- _Set exercise_
What follows is a set of entries. Repeat them exactly, but not their pictures.

Records from a data source:
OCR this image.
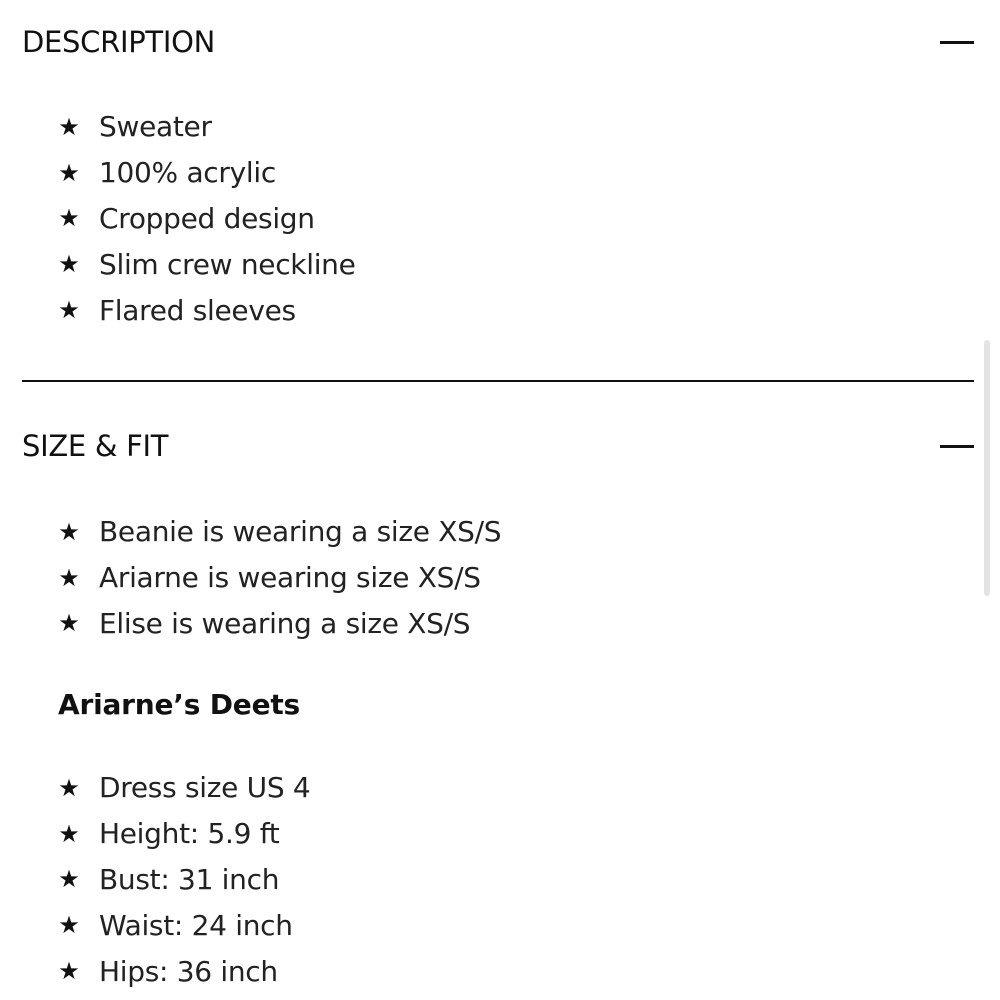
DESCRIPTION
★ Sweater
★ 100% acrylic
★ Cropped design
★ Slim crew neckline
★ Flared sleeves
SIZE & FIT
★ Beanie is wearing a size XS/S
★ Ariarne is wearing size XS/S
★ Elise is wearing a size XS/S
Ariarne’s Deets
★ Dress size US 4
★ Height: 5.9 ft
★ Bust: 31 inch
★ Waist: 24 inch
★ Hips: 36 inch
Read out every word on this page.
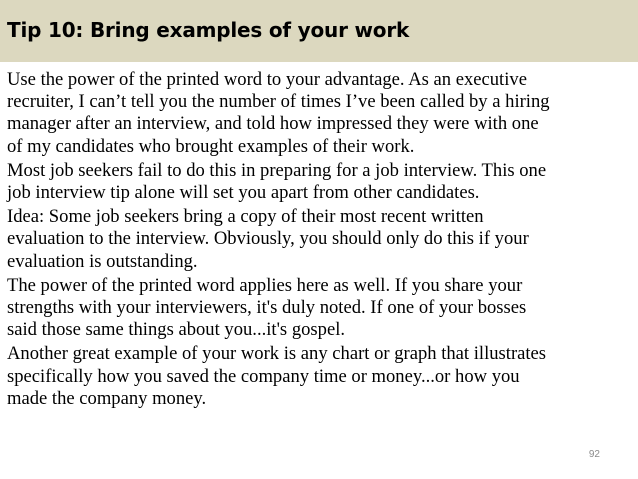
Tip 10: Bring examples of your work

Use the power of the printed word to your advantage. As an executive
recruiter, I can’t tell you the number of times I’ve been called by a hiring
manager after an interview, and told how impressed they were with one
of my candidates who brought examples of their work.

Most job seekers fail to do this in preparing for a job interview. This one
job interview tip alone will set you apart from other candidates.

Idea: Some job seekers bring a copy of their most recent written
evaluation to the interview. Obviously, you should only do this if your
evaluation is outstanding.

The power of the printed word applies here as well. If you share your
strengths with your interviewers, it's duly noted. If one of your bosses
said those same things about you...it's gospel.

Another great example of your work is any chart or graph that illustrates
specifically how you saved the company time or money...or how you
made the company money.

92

- _Response_
OCR this image.
DESCRIPTION
★ Sweater
★ 100% acrylic
★ Cropped design
★ Slim crew neckline
★ Flared sleeves
SIZE & FIT
★ Beanie is wearing a size XS/S
★ Ariarne is wearing size XS/S
★ Elise is wearing a size XS/S
Ariarne’s Deets
★ Dress size US 4
★ Height: 5.9 ft
★ Bust: 31 inch
★ Waist: 24 inch
★ Hips: 36 inch
Read out every word on this page.
Tip 10: Bring examples of your work

Use the power of the printed word to your advantage. As an executive
recruiter, I can’t tell you the number of times I’ve been called by a hiring
manager after an interview, and told how impressed they were with one
of my candidates who brought examples of their work.

Most job seekers fail to do this in preparing for a job interview. This one
job interview tip alone will set you apart from other candidates.

Idea: Some job seekers bring a copy of their most recent written
evaluation to the interview. Obviously, you should only do this if your
evaluation is outstanding.

The power of the printed word applies here as well. If you share your
strengths with your interviewers, it's duly noted. If one of your bosses
said those same things about you...it's gospel.

Another great example of your work is any chart or graph that illustrates
specifically how you saved the company time or money...or how you
made the company money.

92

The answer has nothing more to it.